### [PROBLEM TO SOLVE]
Leave out the images and return all the data word for word.

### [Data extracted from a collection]

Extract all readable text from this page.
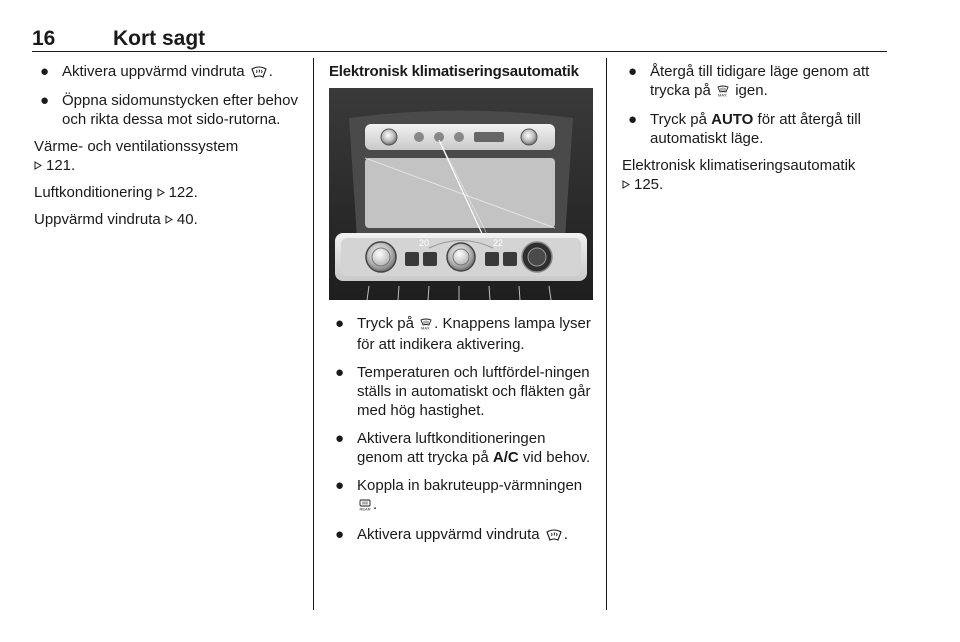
16	Kort sagt
● Aktivera uppvärmd vindruta .
● Öppna sidomunstycken efter behov och rikta dessa mot sido-rutorna.

Värme- och ventilationssystem
121.

Luftkonditionering 122.

Uppvärmd vindruta 40.

Elektronisk klimatiseringsautomatik
20	22
● Tryck på MAX . Knappens lampa lyser för att indikera aktivering.
● Temperaturen och luftfördel-ningen ställs in automatiskt och fläkten går med hög hastighet.
● Aktivera luftkonditioneringen genom att trycka på A/C vid behov.
● Koppla in bakruteupp-värmningen
REAR .
● Aktivera uppvärmd vindruta .
● Återgå till tidigare läge genom att trycka på MAX igen.
● Tryck på AUTO för att återgå till automatiskt läge.

Elektronisk klimatiseringsautomatik
125.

### [COMPLETED EXERCISE]
Extract all readable text from this page.
16	Kort sagt
● Aktivera uppvärmd vindruta .
● Öppna sidomunstycken efter behov och rikta dessa mot sido-rutorna.

Värme- och ventilationssystem
121.

Luftkonditionering 122.

Uppvärmd vindruta 40.

Elektronisk klimatiseringsautomatik
20	22
● Tryck på MAX . Knappens lampa lyser för att indikera aktivering.
● Temperaturen och luftfördel-ningen ställs in automatiskt och fläkten går med hög hastighet.
● Aktivera luftkonditioneringen genom att trycka på A/C vid behov.
● Koppla in bakruteupp-värmningen
REAR .
● Aktivera uppvärmd vindruta .
● Återgå till tidigare läge genom att trycka på MAX igen.
● Tryck på AUTO för att återgå till automatiskt läge.

Elektronisk klimatiseringsautomatik
125.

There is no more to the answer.